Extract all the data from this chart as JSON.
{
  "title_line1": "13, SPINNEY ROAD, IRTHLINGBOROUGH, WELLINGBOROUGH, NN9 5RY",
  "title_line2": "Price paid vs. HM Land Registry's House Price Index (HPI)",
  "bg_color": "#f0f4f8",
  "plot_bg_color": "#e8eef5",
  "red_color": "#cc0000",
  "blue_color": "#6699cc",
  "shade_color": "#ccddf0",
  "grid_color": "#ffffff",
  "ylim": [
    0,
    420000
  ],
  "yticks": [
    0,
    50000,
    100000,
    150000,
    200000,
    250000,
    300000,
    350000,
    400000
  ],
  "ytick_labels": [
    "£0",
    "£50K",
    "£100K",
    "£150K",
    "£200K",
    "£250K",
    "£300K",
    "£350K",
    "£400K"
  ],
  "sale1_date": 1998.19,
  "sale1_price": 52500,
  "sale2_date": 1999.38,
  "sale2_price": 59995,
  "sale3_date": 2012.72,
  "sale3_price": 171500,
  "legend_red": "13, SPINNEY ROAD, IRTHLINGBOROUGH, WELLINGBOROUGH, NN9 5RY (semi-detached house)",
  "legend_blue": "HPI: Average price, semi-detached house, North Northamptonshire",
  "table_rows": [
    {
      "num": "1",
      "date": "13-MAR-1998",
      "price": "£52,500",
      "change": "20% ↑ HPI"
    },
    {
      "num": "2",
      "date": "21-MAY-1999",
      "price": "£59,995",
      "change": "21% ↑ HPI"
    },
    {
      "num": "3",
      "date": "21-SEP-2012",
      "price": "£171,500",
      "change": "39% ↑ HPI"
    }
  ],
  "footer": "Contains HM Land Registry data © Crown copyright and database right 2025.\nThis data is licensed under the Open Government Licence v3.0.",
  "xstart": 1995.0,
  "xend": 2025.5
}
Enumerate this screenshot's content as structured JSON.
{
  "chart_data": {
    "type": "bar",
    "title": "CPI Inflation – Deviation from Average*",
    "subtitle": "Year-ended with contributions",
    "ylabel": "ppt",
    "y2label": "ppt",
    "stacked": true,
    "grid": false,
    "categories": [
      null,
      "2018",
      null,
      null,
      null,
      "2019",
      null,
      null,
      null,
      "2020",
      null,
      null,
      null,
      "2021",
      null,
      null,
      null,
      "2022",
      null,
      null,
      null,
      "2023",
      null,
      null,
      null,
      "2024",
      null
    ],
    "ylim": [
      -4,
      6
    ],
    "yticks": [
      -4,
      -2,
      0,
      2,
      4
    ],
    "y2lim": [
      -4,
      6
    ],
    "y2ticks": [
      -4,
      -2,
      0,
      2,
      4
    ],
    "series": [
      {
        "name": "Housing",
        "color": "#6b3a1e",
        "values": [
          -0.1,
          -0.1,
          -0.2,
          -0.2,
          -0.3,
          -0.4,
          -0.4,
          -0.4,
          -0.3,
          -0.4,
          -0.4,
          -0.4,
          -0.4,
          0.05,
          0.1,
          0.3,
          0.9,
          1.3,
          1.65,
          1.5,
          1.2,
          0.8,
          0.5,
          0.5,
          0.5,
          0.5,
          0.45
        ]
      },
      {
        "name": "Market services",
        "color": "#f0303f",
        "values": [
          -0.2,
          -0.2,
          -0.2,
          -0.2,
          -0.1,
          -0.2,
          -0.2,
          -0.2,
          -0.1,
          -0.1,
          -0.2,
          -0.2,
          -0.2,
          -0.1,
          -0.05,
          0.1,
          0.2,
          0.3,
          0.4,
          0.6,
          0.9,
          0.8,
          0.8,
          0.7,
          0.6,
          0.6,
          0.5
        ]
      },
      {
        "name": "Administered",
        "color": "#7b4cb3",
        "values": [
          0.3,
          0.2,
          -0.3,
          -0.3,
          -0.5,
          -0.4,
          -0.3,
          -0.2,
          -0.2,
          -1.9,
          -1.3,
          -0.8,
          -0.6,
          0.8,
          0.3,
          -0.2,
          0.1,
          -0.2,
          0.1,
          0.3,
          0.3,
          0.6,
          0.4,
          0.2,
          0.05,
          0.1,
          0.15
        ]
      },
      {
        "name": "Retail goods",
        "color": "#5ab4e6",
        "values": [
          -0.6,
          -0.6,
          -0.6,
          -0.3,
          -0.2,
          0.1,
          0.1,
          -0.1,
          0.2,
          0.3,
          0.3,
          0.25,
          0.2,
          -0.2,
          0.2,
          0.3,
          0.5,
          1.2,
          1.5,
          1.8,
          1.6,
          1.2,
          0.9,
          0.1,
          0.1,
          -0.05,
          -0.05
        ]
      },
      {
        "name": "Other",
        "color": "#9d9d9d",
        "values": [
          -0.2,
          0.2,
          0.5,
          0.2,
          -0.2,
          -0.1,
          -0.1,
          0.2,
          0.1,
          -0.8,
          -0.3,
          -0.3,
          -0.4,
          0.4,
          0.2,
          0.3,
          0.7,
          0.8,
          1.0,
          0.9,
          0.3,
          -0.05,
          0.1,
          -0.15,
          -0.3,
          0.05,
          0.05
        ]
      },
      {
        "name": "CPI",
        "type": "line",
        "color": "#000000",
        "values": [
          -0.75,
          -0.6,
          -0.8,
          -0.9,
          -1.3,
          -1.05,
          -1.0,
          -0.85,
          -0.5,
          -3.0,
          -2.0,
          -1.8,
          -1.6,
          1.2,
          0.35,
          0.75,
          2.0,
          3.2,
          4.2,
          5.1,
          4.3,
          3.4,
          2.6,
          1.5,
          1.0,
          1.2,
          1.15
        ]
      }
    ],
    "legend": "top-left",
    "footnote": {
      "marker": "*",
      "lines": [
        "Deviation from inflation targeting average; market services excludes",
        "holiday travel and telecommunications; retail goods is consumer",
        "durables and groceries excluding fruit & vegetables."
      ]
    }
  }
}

--------------------------------------------------

- [What to do]
The records above should be repeated in full, exactly as given.

- [Exercise output]
Extract all the data from this chart as JSON.
{
  "title_line1": "13, SPINNEY ROAD, IRTHLINGBOROUGH, WELLINGBOROUGH, NN9 5RY",
  "title_line2": "Price paid vs. HM Land Registry's House Price Index (HPI)",
  "bg_color": "#f0f4f8",
  "plot_bg_color": "#e8eef5",
  "red_color": "#cc0000",
  "blue_color": "#6699cc",
  "shade_color": "#ccddf0",
  "grid_color": "#ffffff",
  "ylim": [
    0,
    420000
  ],
  "yticks": [
    0,
    50000,
    100000,
    150000,
    200000,
    250000,
    300000,
    350000,
    400000
  ],
  "ytick_labels": [
    "£0",
    "£50K",
    "£100K",
    "£150K",
    "£200K",
    "£250K",
    "£300K",
    "£350K",
    "£400K"
  ],
  "sale1_date": 1998.19,
  "sale1_price": 52500,
  "sale2_date": 1999.38,
  "sale2_price": 59995,
  "sale3_date": 2012.72,
  "sale3_price": 171500,
  "legend_red": "13, SPINNEY ROAD, IRTHLINGBOROUGH, WELLINGBOROUGH, NN9 5RY (semi-detached house)",
  "legend_blue": "HPI: Average price, semi-detached house, North Northamptonshire",
  "table_rows": [
    {
      "num": "1",
      "date": "13-MAR-1998",
      "price": "£52,500",
      "change": "20% ↑ HPI"
    },
    {
      "num": "2",
      "date": "21-MAY-1999",
      "price": "£59,995",
      "change": "21% ↑ HPI"
    },
    {
      "num": "3",
      "date": "21-SEP-2012",
      "price": "£171,500",
      "change": "39% ↑ HPI"
    }
  ],
  "footer": "Contains HM Land Registry data © Crown copyright and database right 2025.\nThis data is licensed under the Open Government Licence v3.0.",
  "xstart": 1995.0,
  "xend": 2025.5
}
Enumerate this screenshot's content as structured JSON.
{
  "chart_data": {
    "type": "bar",
    "title": "CPI Inflation – Deviation from Average*",
    "subtitle": "Year-ended with contributions",
    "ylabel": "ppt",
    "y2label": "ppt",
    "stacked": true,
    "grid": false,
    "categories": [
      null,
      "2018",
      null,
      null,
      null,
      "2019",
      null,
      null,
      null,
      "2020",
      null,
      null,
      null,
      "2021",
      null,
      null,
      null,
      "2022",
      null,
      null,
      null,
      "2023",
      null,
      null,
      null,
      "2024",
      null
    ],
    "ylim": [
      -4,
      6
    ],
    "yticks": [
      -4,
      -2,
      0,
      2,
      4
    ],
    "y2lim": [
      -4,
      6
    ],
    "y2ticks": [
      -4,
      -2,
      0,
      2,
      4
    ],
    "series": [
      {
        "name": "Housing",
        "color": "#6b3a1e",
        "values": [
          -0.1,
          -0.1,
          -0.2,
          -0.2,
          -0.3,
          -0.4,
          -0.4,
          -0.4,
          -0.3,
          -0.4,
          -0.4,
          -0.4,
          -0.4,
          0.05,
          0.1,
          0.3,
          0.9,
          1.3,
          1.65,
          1.5,
          1.2,
          0.8,
          0.5,
          0.5,
          0.5,
          0.5,
          0.45
        ]
      },
      {
        "name": "Market services",
        "color": "#f0303f",
        "values": [
          -0.2,
          -0.2,
          -0.2,
          -0.2,
          -0.1,
          -0.2,
          -0.2,
          -0.2,
          -0.1,
          -0.1,
          -0.2,
          -0.2,
          -0.2,
          -0.1,
          -0.05,
          0.1,
          0.2,
          0.3,
          0.4,
          0.6,
          0.9,
          0.8,
          0.8,
          0.7,
          0.6,
          0.6,
          0.5
        ]
      },
      {
        "name": "Administered",
        "color": "#7b4cb3",
        "values": [
          0.3,
          0.2,
          -0.3,
          -0.3,
          -0.5,
          -0.4,
          -0.3,
          -0.2,
          -0.2,
          -1.9,
          -1.3,
          -0.8,
          -0.6,
          0.8,
          0.3,
          -0.2,
          0.1,
          -0.2,
          0.1,
          0.3,
          0.3,
          0.6,
          0.4,
          0.2,
          0.05,
          0.1,
          0.15
        ]
      },
      {
        "name": "Retail goods",
        "color": "#5ab4e6",
        "values": [
          -0.6,
          -0.6,
          -0.6,
          -0.3,
          -0.2,
          0.1,
          0.1,
          -0.1,
          0.2,
          0.3,
          0.3,
          0.25,
          0.2,
          -0.2,
          0.2,
          0.3,
          0.5,
          1.2,
          1.5,
          1.8,
          1.6,
          1.2,
          0.9,
          0.1,
          0.1,
          -0.05,
          -0.05
        ]
      },
      {
        "name": "Other",
        "color": "#9d9d9d",
        "values": [
          -0.2,
          0.2,
          0.5,
          0.2,
          -0.2,
          -0.1,
          -0.1,
          0.2,
          0.1,
          -0.8,
          -0.3,
          -0.3,
          -0.4,
          0.4,
          0.2,
          0.3,
          0.7,
          0.8,
          1.0,
          0.9,
          0.3,
          -0.05,
          0.1,
          -0.15,
          -0.3,
          0.05,
          0.05
        ]
      },
      {
        "name": "CPI",
        "type": "line",
        "color": "#000000",
        "values": [
          -0.75,
          -0.6,
          -0.8,
          -0.9,
          -1.3,
          -1.05,
          -1.0,
          -0.85,
          -0.5,
          -3.0,
          -2.0,
          -1.8,
          -1.6,
          1.2,
          0.35,
          0.75,
          2.0,
          3.2,
          4.2,
          5.1,
          4.3,
          3.4,
          2.6,
          1.5,
          1.0,
          1.2,
          1.15
        ]
      }
    ],
    "legend": "top-left",
    "footnote": {
      "marker": "*",
      "lines": [
        "Deviation from inflation targeting average; market services excludes",
        "holiday travel and telecommunications; retail goods is consumer",
        "durables and groceries excluding fruit & vegetables."
      ]
    }
  }
}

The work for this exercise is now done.